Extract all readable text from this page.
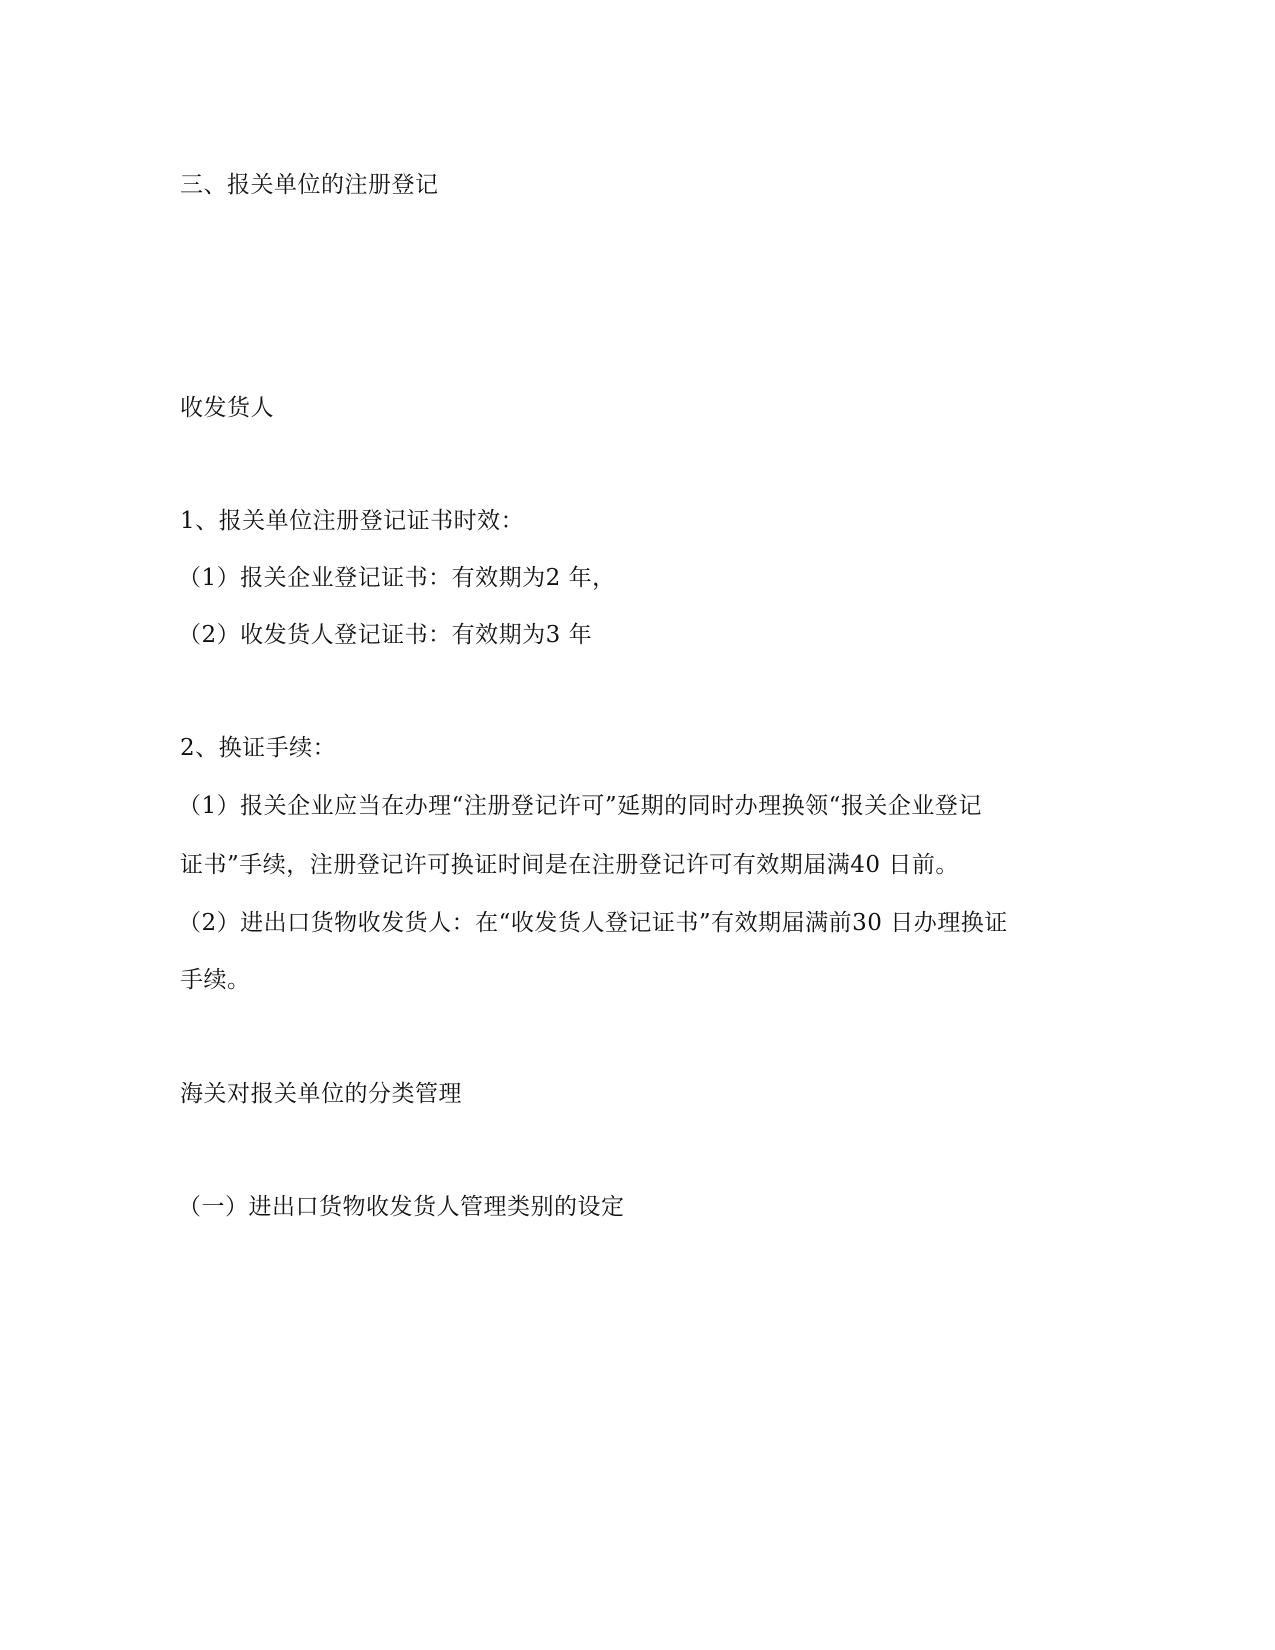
三、报关单位的注册登记
收发货人
1、报关单位注册登记证书时效：
（1）报关企业登记证书：有效期为2 年，
（2）收发货人登记证书：有效期为3 年
2、换证手续：
（1）报关企业应当在办理“注册登记许可”延期的同时办理换领“报关企业登记
证书”手续，注册登记许可换证时间是在注册登记许可有效期届满40 日前。
（2）进出口货物收发货人：在“收发货人登记证书”有效期届满前30 日办理换证
手续。
海关对报关单位的分类管理
（一）进出口货物收发货人管理类别的设定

____

▶ SHORT EXERCISE: Without the pictures, retype the whole of the material above exactly.

▶ TASK OUTPUT:
Extract all readable text from this page.
三、报关单位的注册登记
收发货人
1、报关单位注册登记证书时效：
（1）报关企业登记证书：有效期为2 年，
（2）收发货人登记证书：有效期为3 年
2、换证手续：
（1）报关企业应当在办理“注册登记许可”延期的同时办理换领“报关企业登记
证书”手续，注册登记许可换证时间是在注册登记许可有效期届满40 日前。
（2）进出口货物收发货人：在“收发货人登记证书”有效期届满前30 日办理换证
手续。
海关对报关单位的分类管理
（一）进出口货物收发货人管理类别的设定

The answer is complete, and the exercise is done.